### Work to complete
Please report every line from the material that contains the word "this".

[Data items]
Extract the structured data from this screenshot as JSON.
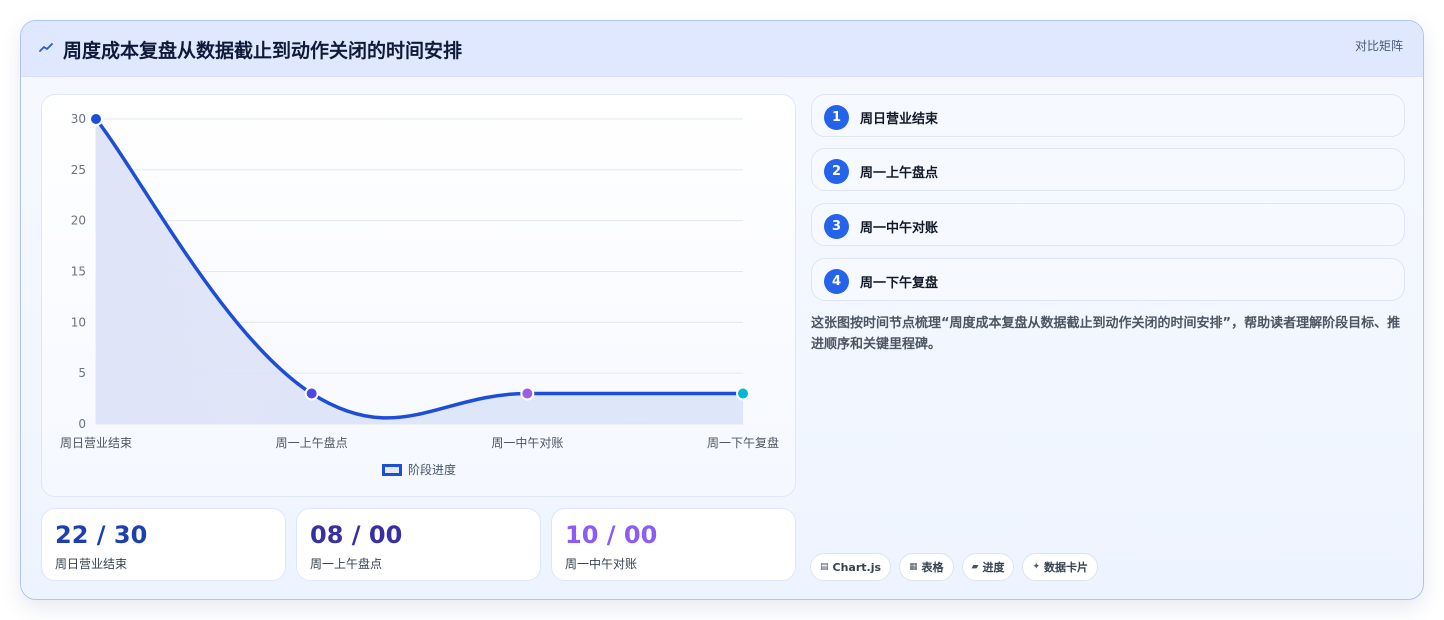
{
  "header": {
    "title": "周度成本复盘从数据截止到动作关闭的时间安排",
    "icon": "trend-icon",
    "action": "对比矩阵"
  },
  "chart_data": {
    "type": "line",
    "categories": [
      "周日营业结束",
      "周一上午盘点",
      "周一中午对账",
      "周一下午复盘"
    ],
    "series": [
      {
        "name": "阶段进度",
        "values": [
          30,
          3,
          3,
          3
        ],
        "color": "#1d4ed8",
        "point_colors": [
          "#1d4ed8",
          "#4f46e5",
          "#9b5de5",
          "#06b6d4"
        ]
      }
    ],
    "y_ticks": [
      "0",
      "5",
      "10",
      "15",
      "20",
      "25",
      "30"
    ],
    "ylim": [
      0,
      30
    ],
    "grid": true,
    "legend": "bottom",
    "smooth": true,
    "fill": true
  },
  "stats": [
    {
      "value": "22 / 30",
      "label": "周日营业结束",
      "color": "#1e40af"
    },
    {
      "value": "08 / 00",
      "label": "周一上午盘点",
      "color": "#3730a3"
    },
    {
      "value": "10 / 00",
      "label": "周一中午对账",
      "color": "#8b5cf6"
    }
  ],
  "steps": [
    {
      "num": "1",
      "label": "周日营业结束"
    },
    {
      "num": "2",
      "label": "周一上午盘点"
    },
    {
      "num": "3",
      "label": "周一中午对账"
    },
    {
      "num": "4",
      "label": "周一下午复盘"
    }
  ],
  "description": "这张图按时间节点梳理“周度成本复盘从数据截止到动作关闭的时间安排”，帮助读者理解阶段目标、推进顺序和关键里程碑。",
  "tags": [
    {
      "icon": "▤",
      "label": "Chart.js"
    },
    {
      "icon": "▦",
      "label": "表格"
    },
    {
      "icon": "▰",
      "label": "进度"
    },
    {
      "icon": "✦",
      "label": "数据卡片"
    }
  ]
}
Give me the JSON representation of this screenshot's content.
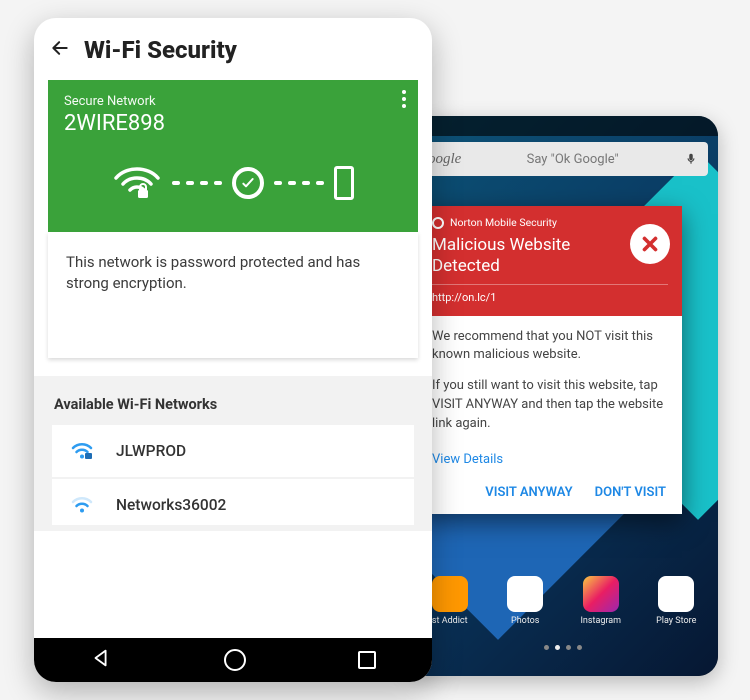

### Answer below
Extract the structured data from this screenshot as JSON.
Give me the JSON representation of this screenshot's content.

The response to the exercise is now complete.